_Entries provided:_
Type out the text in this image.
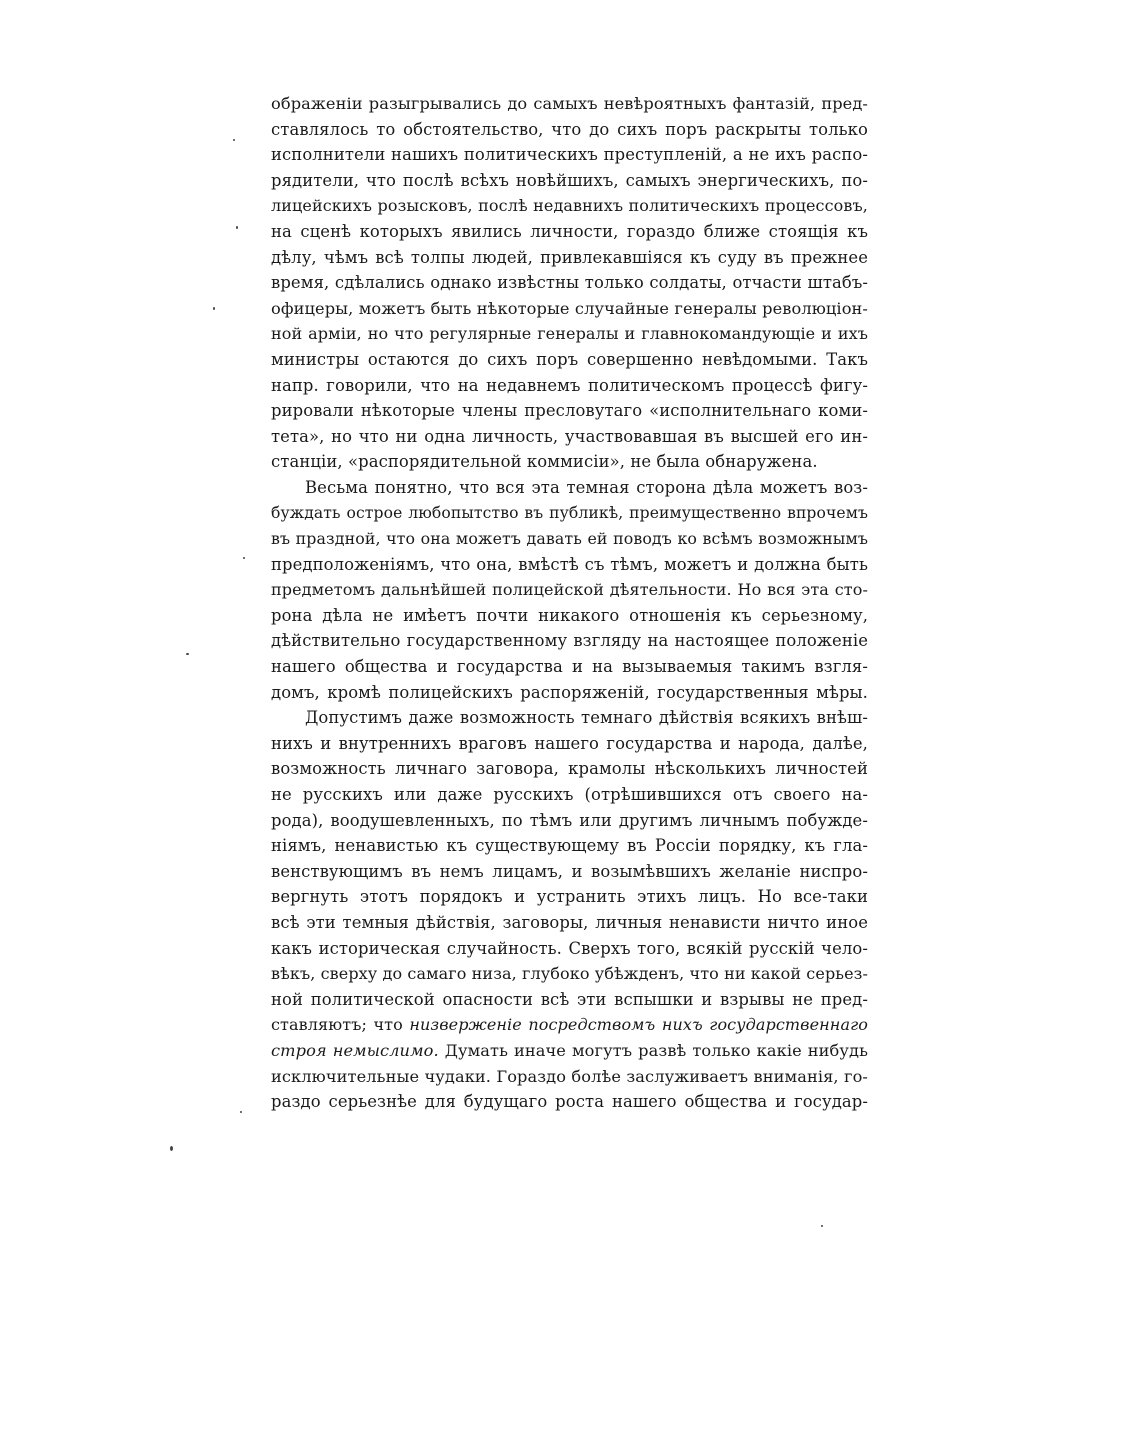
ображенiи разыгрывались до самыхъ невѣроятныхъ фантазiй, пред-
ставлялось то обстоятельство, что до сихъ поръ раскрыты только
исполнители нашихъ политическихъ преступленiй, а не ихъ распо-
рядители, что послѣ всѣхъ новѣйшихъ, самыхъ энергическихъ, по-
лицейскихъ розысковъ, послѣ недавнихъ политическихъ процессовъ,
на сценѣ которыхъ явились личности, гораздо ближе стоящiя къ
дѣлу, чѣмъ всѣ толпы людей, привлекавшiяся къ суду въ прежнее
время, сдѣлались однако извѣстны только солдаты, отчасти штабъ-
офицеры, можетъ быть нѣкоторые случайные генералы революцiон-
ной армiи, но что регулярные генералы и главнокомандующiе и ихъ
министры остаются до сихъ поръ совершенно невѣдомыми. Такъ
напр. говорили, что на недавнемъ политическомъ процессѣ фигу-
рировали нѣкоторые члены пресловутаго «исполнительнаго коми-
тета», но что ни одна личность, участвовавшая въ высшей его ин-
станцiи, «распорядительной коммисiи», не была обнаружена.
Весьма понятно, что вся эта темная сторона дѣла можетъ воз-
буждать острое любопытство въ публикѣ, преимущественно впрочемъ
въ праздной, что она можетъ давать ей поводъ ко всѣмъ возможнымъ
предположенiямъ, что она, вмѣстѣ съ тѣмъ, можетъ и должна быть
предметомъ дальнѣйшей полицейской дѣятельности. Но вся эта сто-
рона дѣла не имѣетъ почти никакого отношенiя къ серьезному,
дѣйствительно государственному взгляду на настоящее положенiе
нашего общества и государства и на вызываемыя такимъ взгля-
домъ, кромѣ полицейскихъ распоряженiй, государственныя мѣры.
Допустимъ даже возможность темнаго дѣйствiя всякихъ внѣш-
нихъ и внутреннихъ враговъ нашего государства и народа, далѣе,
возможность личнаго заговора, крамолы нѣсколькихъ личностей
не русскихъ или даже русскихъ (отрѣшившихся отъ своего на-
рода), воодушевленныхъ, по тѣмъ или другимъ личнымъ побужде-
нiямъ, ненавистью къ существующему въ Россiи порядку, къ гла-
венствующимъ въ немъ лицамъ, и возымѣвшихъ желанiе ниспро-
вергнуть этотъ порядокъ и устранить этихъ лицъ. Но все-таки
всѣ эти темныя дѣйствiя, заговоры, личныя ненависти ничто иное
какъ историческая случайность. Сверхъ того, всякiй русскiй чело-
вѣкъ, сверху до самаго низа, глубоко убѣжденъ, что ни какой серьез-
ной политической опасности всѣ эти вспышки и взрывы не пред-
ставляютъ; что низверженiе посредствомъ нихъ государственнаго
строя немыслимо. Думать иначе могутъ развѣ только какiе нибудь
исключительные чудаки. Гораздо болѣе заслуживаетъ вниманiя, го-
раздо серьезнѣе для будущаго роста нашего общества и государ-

_Problem:_ Report all lines of the material that contain the word "возможность".

_Solution below:_
Допустимъ даже возможность темнаго дѣйствiя всякихъ внѣш-
возможность личнаго заговора, крамолы нѣсколькихъ личностей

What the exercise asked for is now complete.